DIRECTION →
Wherever a line below holds the word "content", copy that line.

[Dataset listings of figures]
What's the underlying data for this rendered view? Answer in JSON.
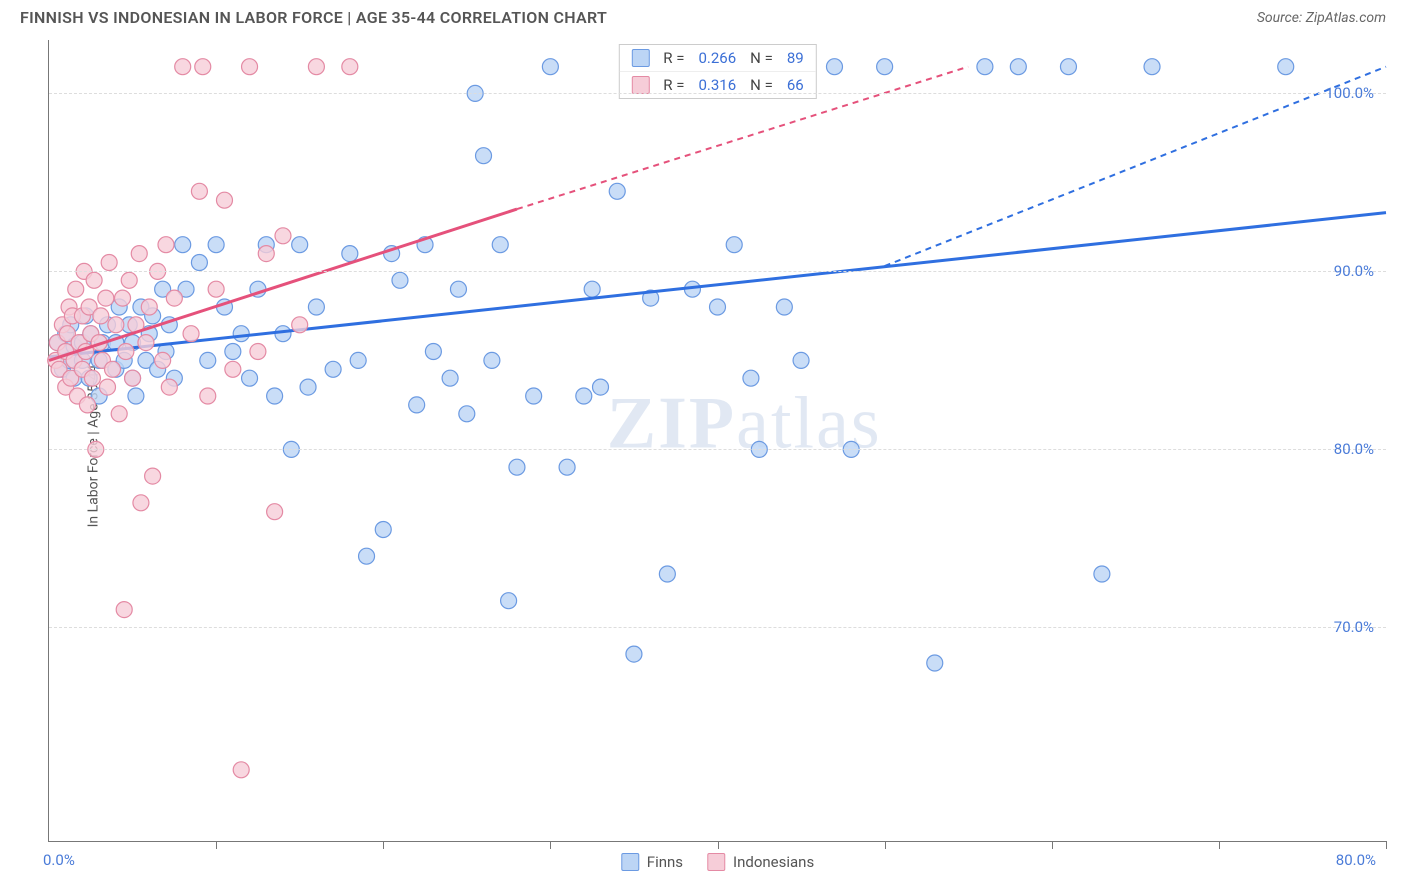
{
  "title": "FINNISH VS INDONESIAN IN LABOR FORCE | AGE 35-44 CORRELATION CHART",
  "source": "Source: ZipAtlas.com",
  "ylabel": "In Labor Force | Age 35-44",
  "watermark_a": "ZIP",
  "watermark_b": "atlas",
  "chart": {
    "type": "scatter",
    "background_color": "#ffffff",
    "grid_color": "#dddddd",
    "axis_color": "#777777",
    "tick_label_color": "#4a7bd8",
    "xlim": [
      0,
      80
    ],
    "ylim": [
      58,
      103
    ],
    "xtick_positions": [
      10,
      20,
      30,
      40,
      50,
      60,
      70,
      80
    ],
    "ytick_positions": [
      70,
      80,
      90,
      100
    ],
    "ytick_labels": [
      "70.0%",
      "80.0%",
      "90.0%",
      "100.0%"
    ],
    "x_origin_label": "0.0%",
    "x_max_label": "80.0%",
    "marker_radius": 8,
    "marker_stroke_width": 1.2,
    "trend_line_width": 3,
    "trend_dash": "6,5",
    "series": [
      {
        "name": "Finns",
        "fill": "#bcd5f5",
        "stroke": "#6b9ae2",
        "trend_color": "#2f6fe0",
        "R": "0.266",
        "N": "89",
        "trend_solid": {
          "x1": 0,
          "y1": 85.2,
          "x2": 80,
          "y2": 93.3
        },
        "trend_dash": {
          "x1": 50,
          "y1": 90.3,
          "x2": 80,
          "y2": 101.5
        },
        "points": [
          [
            0.5,
            86
          ],
          [
            0.8,
            84.5
          ],
          [
            1,
            85.5
          ],
          [
            1,
            86.5
          ],
          [
            1.2,
            85
          ],
          [
            1.3,
            87
          ],
          [
            1.5,
            85.8
          ],
          [
            1.5,
            84
          ],
          [
            2,
            85
          ],
          [
            2,
            86
          ],
          [
            2.2,
            87.5
          ],
          [
            2.4,
            84
          ],
          [
            2.5,
            86.5
          ],
          [
            3,
            83
          ],
          [
            3,
            85
          ],
          [
            3.2,
            86
          ],
          [
            3.5,
            87
          ],
          [
            4,
            84.5
          ],
          [
            4,
            86
          ],
          [
            4.2,
            88
          ],
          [
            4.5,
            85
          ],
          [
            4.8,
            87
          ],
          [
            5,
            84
          ],
          [
            5,
            86
          ],
          [
            5.2,
            83
          ],
          [
            5.5,
            88
          ],
          [
            5.8,
            85
          ],
          [
            6,
            86.5
          ],
          [
            6.2,
            87.5
          ],
          [
            6.5,
            84.5
          ],
          [
            6.8,
            89
          ],
          [
            7,
            85.5
          ],
          [
            7.2,
            87
          ],
          [
            7.5,
            84
          ],
          [
            8,
            91.5
          ],
          [
            8.2,
            89
          ],
          [
            9,
            90.5
          ],
          [
            9.5,
            85
          ],
          [
            10,
            91.5
          ],
          [
            10.5,
            88
          ],
          [
            11,
            85.5
          ],
          [
            11.5,
            86.5
          ],
          [
            12,
            84
          ],
          [
            12.5,
            89
          ],
          [
            13,
            91.5
          ],
          [
            13.5,
            83
          ],
          [
            14,
            86.5
          ],
          [
            14.5,
            80
          ],
          [
            15,
            91.5
          ],
          [
            15.5,
            83.5
          ],
          [
            16,
            88
          ],
          [
            17,
            84.5
          ],
          [
            18,
            91
          ],
          [
            18.5,
            85
          ],
          [
            19,
            74
          ],
          [
            20,
            75.5
          ],
          [
            20.5,
            91
          ],
          [
            21,
            89.5
          ],
          [
            22,
            82.5
          ],
          [
            22.5,
            91.5
          ],
          [
            23,
            85.5
          ],
          [
            24,
            84
          ],
          [
            24.5,
            89
          ],
          [
            25,
            82
          ],
          [
            25.5,
            100
          ],
          [
            26,
            96.5
          ],
          [
            26.5,
            85
          ],
          [
            27,
            91.5
          ],
          [
            27.5,
            71.5
          ],
          [
            28,
            79
          ],
          [
            29,
            83
          ],
          [
            30,
            101.5
          ],
          [
            31,
            79
          ],
          [
            32,
            83
          ],
          [
            32.5,
            89
          ],
          [
            33,
            83.5
          ],
          [
            34,
            94.5
          ],
          [
            35,
            68.5
          ],
          [
            36,
            88.5
          ],
          [
            37,
            73
          ],
          [
            38,
            101.5
          ],
          [
            38.5,
            89
          ],
          [
            40,
            88
          ],
          [
            41,
            91.5
          ],
          [
            42,
            84
          ],
          [
            42.5,
            80
          ],
          [
            43,
            101.5
          ],
          [
            44,
            88
          ],
          [
            45,
            85
          ],
          [
            47,
            101.5
          ],
          [
            48,
            80
          ],
          [
            50,
            101.5
          ],
          [
            53,
            68
          ],
          [
            56,
            101.5
          ],
          [
            58,
            101.5
          ],
          [
            61,
            101.5
          ],
          [
            63,
            73
          ],
          [
            66,
            101.5
          ],
          [
            74,
            101.5
          ]
        ]
      },
      {
        "name": "Indonesians",
        "fill": "#f6cdd8",
        "stroke": "#e48aa4",
        "trend_color": "#e5517b",
        "R": "0.316",
        "N": "66",
        "trend_solid": {
          "x1": 0,
          "y1": 85.0,
          "x2": 28,
          "y2": 93.5
        },
        "trend_dash": {
          "x1": 28,
          "y2": 101.5,
          "x2": 55,
          "y1": 93.5
        },
        "points": [
          [
            0.4,
            85
          ],
          [
            0.5,
            86
          ],
          [
            0.6,
            84.5
          ],
          [
            0.8,
            87
          ],
          [
            1,
            85.5
          ],
          [
            1,
            83.5
          ],
          [
            1.1,
            86.5
          ],
          [
            1.2,
            88
          ],
          [
            1.3,
            84
          ],
          [
            1.4,
            87.5
          ],
          [
            1.5,
            85
          ],
          [
            1.6,
            89
          ],
          [
            1.7,
            83
          ],
          [
            1.8,
            86
          ],
          [
            2,
            87.5
          ],
          [
            2,
            84.5
          ],
          [
            2.1,
            90
          ],
          [
            2.2,
            85.5
          ],
          [
            2.3,
            82.5
          ],
          [
            2.4,
            88
          ],
          [
            2.5,
            86.5
          ],
          [
            2.6,
            84
          ],
          [
            2.7,
            89.5
          ],
          [
            2.8,
            80
          ],
          [
            3,
            86
          ],
          [
            3.1,
            87.5
          ],
          [
            3.2,
            85
          ],
          [
            3.4,
            88.5
          ],
          [
            3.5,
            83.5
          ],
          [
            3.6,
            90.5
          ],
          [
            3.8,
            84.5
          ],
          [
            4,
            87
          ],
          [
            4.2,
            82
          ],
          [
            4.4,
            88.5
          ],
          [
            4.6,
            85.5
          ],
          [
            4.8,
            89.5
          ],
          [
            5,
            84
          ],
          [
            5.2,
            87
          ],
          [
            5.4,
            91
          ],
          [
            5.5,
            77
          ],
          [
            5.8,
            86
          ],
          [
            6,
            88
          ],
          [
            6.2,
            78.5
          ],
          [
            6.5,
            90
          ],
          [
            6.8,
            85
          ],
          [
            7,
            91.5
          ],
          [
            7.2,
            83.5
          ],
          [
            7.5,
            88.5
          ],
          [
            8,
            101.5
          ],
          [
            8.5,
            86.5
          ],
          [
            9,
            94.5
          ],
          [
            9.2,
            101.5
          ],
          [
            9.5,
            83
          ],
          [
            10,
            89
          ],
          [
            10.5,
            94
          ],
          [
            11,
            84.5
          ],
          [
            12,
            101.5
          ],
          [
            12.5,
            85.5
          ],
          [
            13,
            91
          ],
          [
            13.5,
            76.5
          ],
          [
            14,
            92
          ],
          [
            15,
            87
          ],
          [
            16,
            101.5
          ],
          [
            18,
            101.5
          ],
          [
            11.5,
            62
          ],
          [
            4.5,
            71
          ]
        ]
      }
    ]
  },
  "legend": {
    "finns_label": "Finns",
    "indonesians_label": "Indonesians"
  },
  "stats": {
    "r_label": "R =",
    "n_label": "N ="
  }
}
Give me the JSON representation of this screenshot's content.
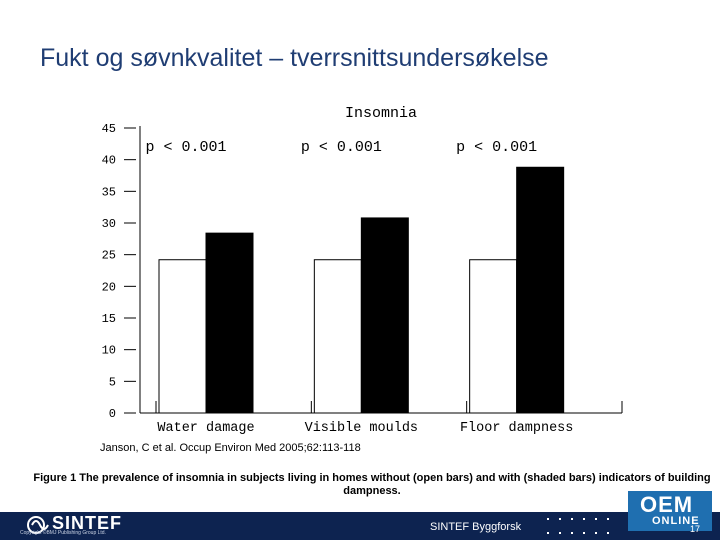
{
  "slide": {
    "title": "Fukt og søvnkvalitet – tverrsnittsundersøkelse",
    "citation": "Janson, C et al. Occup Environ Med 2005;62:113-118",
    "caption": "Figure 1 The prevalence of insomnia in subjects living in homes without (open bars) and with (shaded bars) indicators of building dampness."
  },
  "chart_data": {
    "type": "bar",
    "title": "Insomnia",
    "categories": [
      "Water damage",
      "Visible moulds",
      "Floor dampness"
    ],
    "series": [
      {
        "name": "",
        "values": [
          24.2,
          24.2,
          24.2
        ],
        "color": "#ffffff"
      },
      {
        "name": "",
        "values": [
          28.4,
          30.8,
          38.8
        ],
        "color": "#000000"
      }
    ],
    "annotations": [
      "p < 0.001",
      "p < 0.001",
      "p < 0.001"
    ],
    "yticks": [
      "0",
      "5",
      "10",
      "15",
      "20",
      "25",
      "30",
      "35",
      "40",
      "45"
    ],
    "ylim": [
      0,
      45
    ],
    "grid": false
  },
  "footer": {
    "brand": "SINTEF",
    "copyright": "Copyright ©BMJ Publishing Group Ltd.",
    "center": "SINTEF Byggforsk",
    "page_number": "17",
    "badge_top": "OEM",
    "badge_bottom": "ONLINE"
  }
}
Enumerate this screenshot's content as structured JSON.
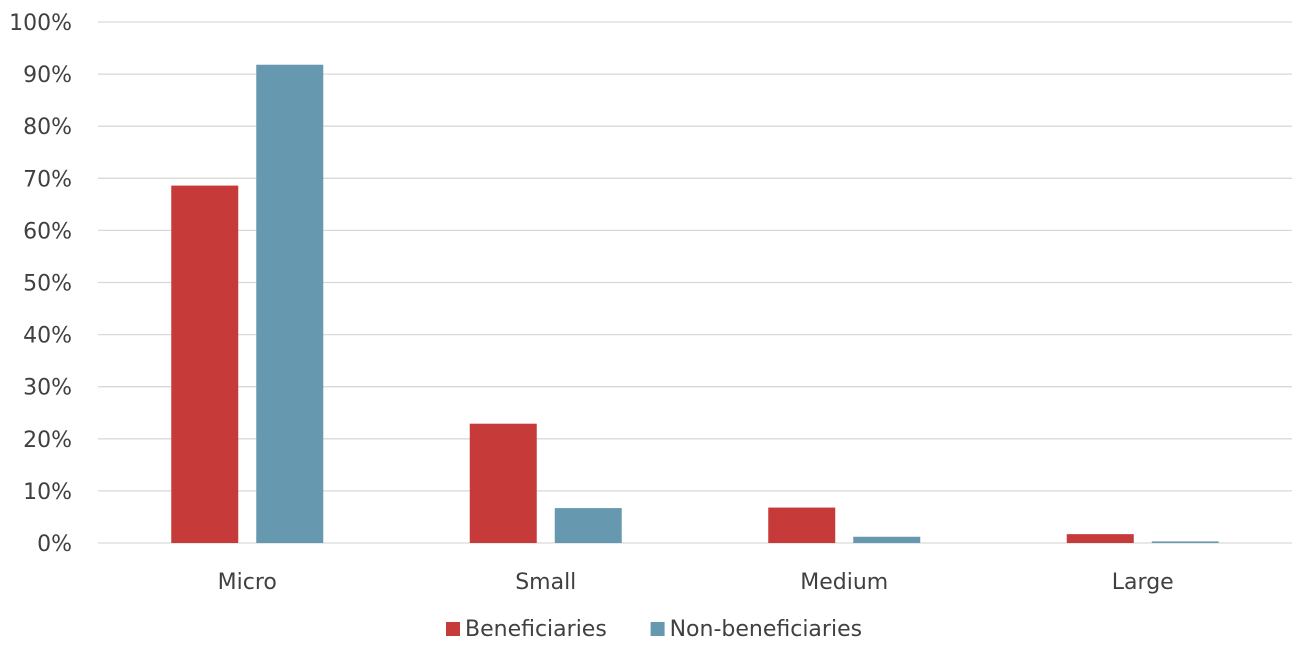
{
  "chart_data": {
    "type": "bar",
    "categories": [
      "Micro",
      "Small",
      "Medium",
      "Large"
    ],
    "series": [
      {
        "name": "Beneficiaries",
        "color": "#c63a3a",
        "values": [
          68.6,
          22.9,
          6.8,
          1.7
        ]
      },
      {
        "name": "Non-beneficiaries",
        "color": "#6699b0",
        "values": [
          91.8,
          6.7,
          1.2,
          0.3
        ]
      }
    ],
    "ylim": [
      0,
      100
    ],
    "y_ticks": [
      0,
      10,
      20,
      30,
      40,
      50,
      60,
      70,
      80,
      90,
      100
    ],
    "y_tick_format": "percent",
    "grid": true,
    "gridline_color": "#d9d9d9",
    "legend_position": "bottom-center"
  }
}
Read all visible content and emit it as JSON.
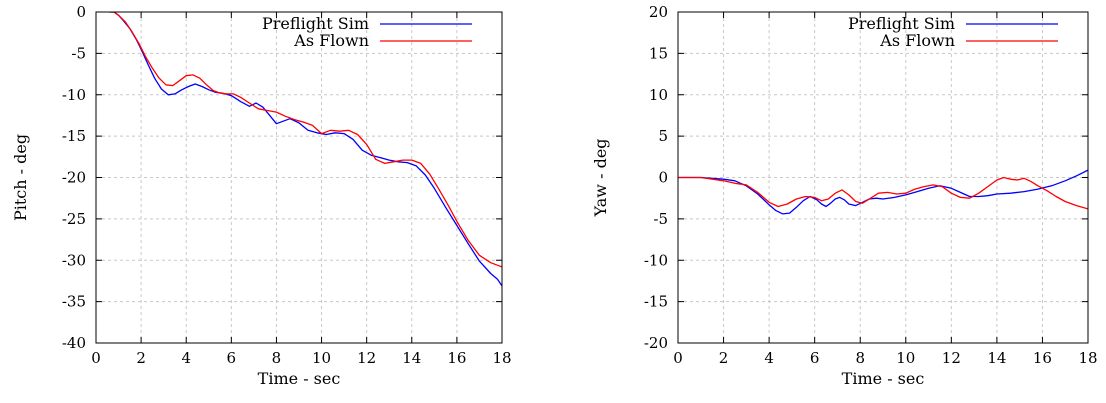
{
  "chart_data": [
    {
      "type": "line",
      "title": "",
      "xlabel": "Time - sec",
      "ylabel": "Pitch - deg",
      "xlim": [
        0,
        18
      ],
      "ylim": [
        -40,
        0
      ],
      "xticks": [
        0,
        2,
        4,
        6,
        8,
        10,
        12,
        14,
        16,
        18
      ],
      "yticks": [
        0,
        -5,
        -10,
        -15,
        -20,
        -25,
        -30,
        -35,
        -40
      ],
      "grid": true,
      "legend_position": "top-right",
      "series": [
        {
          "name": "Preflight Sim",
          "color": "#0000ff",
          "x": [
            0.6,
            0.8,
            1.0,
            1.2,
            1.5,
            1.8,
            2.0,
            2.3,
            2.6,
            2.9,
            3.2,
            3.5,
            3.8,
            4.1,
            4.4,
            4.7,
            5.0,
            5.3,
            5.6,
            6.0,
            6.4,
            6.8,
            7.1,
            7.4,
            7.7,
            8.0,
            8.3,
            8.6,
            9.0,
            9.4,
            9.8,
            10.2,
            10.6,
            11.0,
            11.4,
            11.8,
            12.2,
            12.6,
            13.0,
            13.4,
            13.8,
            14.2,
            14.6,
            15.0,
            15.5,
            16.0,
            16.5,
            17.0,
            17.5,
            17.8,
            18.0
          ],
          "values": [
            0.0,
            0.0,
            -0.4,
            -1.0,
            -2.0,
            -3.4,
            -4.5,
            -6.3,
            -8.0,
            -9.3,
            -10.0,
            -9.9,
            -9.4,
            -9.0,
            -8.7,
            -9.0,
            -9.4,
            -9.7,
            -9.8,
            -10.1,
            -10.8,
            -11.4,
            -11.0,
            -11.5,
            -12.5,
            -13.5,
            -13.2,
            -12.9,
            -13.4,
            -14.3,
            -14.6,
            -14.8,
            -14.6,
            -14.7,
            -15.4,
            -16.7,
            -17.3,
            -17.6,
            -17.9,
            -18.1,
            -18.2,
            -18.6,
            -19.7,
            -21.3,
            -23.6,
            -25.8,
            -28.0,
            -30.1,
            -31.6,
            -32.3,
            -33.1
          ]
        },
        {
          "name": "As Flown",
          "color": "#ff0000",
          "x": [
            0.6,
            0.8,
            1.0,
            1.3,
            1.6,
            1.9,
            2.2,
            2.5,
            2.8,
            3.1,
            3.4,
            3.7,
            4.0,
            4.3,
            4.6,
            4.9,
            5.2,
            5.5,
            5.8,
            6.1,
            6.4,
            6.8,
            7.2,
            7.6,
            8.0,
            8.4,
            8.8,
            9.2,
            9.6,
            10.0,
            10.4,
            10.8,
            11.2,
            11.6,
            12.0,
            12.4,
            12.8,
            13.2,
            13.6,
            14.0,
            14.4,
            14.8,
            15.2,
            15.6,
            16.0,
            16.5,
            17.0,
            17.5,
            18.0
          ],
          "values": [
            0.0,
            0.0,
            -0.4,
            -1.2,
            -2.4,
            -3.8,
            -5.4,
            -6.8,
            -8.0,
            -8.8,
            -8.9,
            -8.3,
            -7.7,
            -7.6,
            -8.0,
            -8.8,
            -9.5,
            -9.8,
            -9.9,
            -9.9,
            -10.3,
            -11.0,
            -11.7,
            -11.9,
            -12.1,
            -12.6,
            -13.0,
            -13.3,
            -13.7,
            -14.7,
            -14.3,
            -14.4,
            -14.3,
            -14.8,
            -16.0,
            -17.8,
            -18.3,
            -18.1,
            -17.9,
            -17.9,
            -18.3,
            -19.6,
            -21.4,
            -23.3,
            -25.3,
            -27.6,
            -29.4,
            -30.3,
            -30.8
          ]
        }
      ]
    },
    {
      "type": "line",
      "title": "",
      "xlabel": "Time - sec",
      "ylabel": "Yaw - deg",
      "xlim": [
        0,
        18
      ],
      "ylim": [
        -20,
        20
      ],
      "xticks": [
        0,
        2,
        4,
        6,
        8,
        10,
        12,
        14,
        16,
        18
      ],
      "yticks": [
        20,
        15,
        10,
        5,
        0,
        -5,
        -10,
        -15,
        -20
      ],
      "grid": true,
      "legend_position": "top-right",
      "series": [
        {
          "name": "Preflight Sim",
          "color": "#0000ff",
          "x": [
            0.0,
            1.0,
            2.0,
            2.5,
            3.0,
            3.5,
            4.0,
            4.3,
            4.6,
            4.9,
            5.2,
            5.5,
            5.8,
            6.1,
            6.3,
            6.5,
            6.7,
            6.9,
            7.1,
            7.3,
            7.5,
            7.8,
            8.1,
            8.4,
            8.7,
            9.0,
            9.5,
            10.0,
            10.5,
            11.0,
            11.5,
            12.0,
            12.4,
            12.8,
            13.2,
            13.6,
            14.0,
            14.6,
            15.2,
            15.8,
            16.4,
            17.0,
            17.5,
            18.0
          ],
          "values": [
            0.0,
            0.0,
            -0.2,
            -0.4,
            -1.0,
            -2.0,
            -3.3,
            -4.0,
            -4.4,
            -4.3,
            -3.6,
            -2.8,
            -2.3,
            -2.7,
            -3.2,
            -3.5,
            -3.1,
            -2.6,
            -2.4,
            -2.7,
            -3.2,
            -3.4,
            -3.0,
            -2.6,
            -2.5,
            -2.6,
            -2.4,
            -2.1,
            -1.7,
            -1.3,
            -1.0,
            -1.3,
            -1.8,
            -2.3,
            -2.3,
            -2.2,
            -2.0,
            -1.9,
            -1.7,
            -1.4,
            -1.0,
            -0.4,
            0.2,
            0.9
          ]
        },
        {
          "name": "As Flown",
          "color": "#ff0000",
          "x": [
            0.0,
            1.0,
            2.0,
            2.5,
            3.0,
            3.5,
            4.0,
            4.4,
            4.8,
            5.2,
            5.6,
            6.0,
            6.3,
            6.6,
            6.9,
            7.2,
            7.5,
            7.8,
            8.1,
            8.4,
            8.8,
            9.2,
            9.6,
            10.0,
            10.4,
            10.8,
            11.2,
            11.6,
            12.0,
            12.4,
            12.8,
            13.2,
            13.6,
            14.0,
            14.3,
            14.6,
            14.9,
            15.2,
            15.5,
            15.8,
            16.2,
            16.6,
            17.0,
            17.5,
            18.0
          ],
          "values": [
            0.0,
            0.0,
            -0.4,
            -0.7,
            -0.9,
            -1.8,
            -3.0,
            -3.5,
            -3.2,
            -2.6,
            -2.3,
            -2.4,
            -2.8,
            -2.6,
            -1.9,
            -1.5,
            -2.1,
            -2.9,
            -3.1,
            -2.6,
            -1.9,
            -1.8,
            -2.0,
            -1.9,
            -1.4,
            -1.1,
            -0.9,
            -1.1,
            -1.9,
            -2.4,
            -2.5,
            -1.9,
            -1.1,
            -0.3,
            0.0,
            -0.2,
            -0.3,
            -0.1,
            -0.5,
            -1.0,
            -1.6,
            -2.3,
            -2.9,
            -3.4,
            -3.8
          ]
        }
      ]
    }
  ]
}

SOLUTION FOR THIS EXERCISE →
Give me the JSON representation of this screenshot's content.
Enumerate this screenshot's content as structured JSON.
Read all visible content and emit it as JSON.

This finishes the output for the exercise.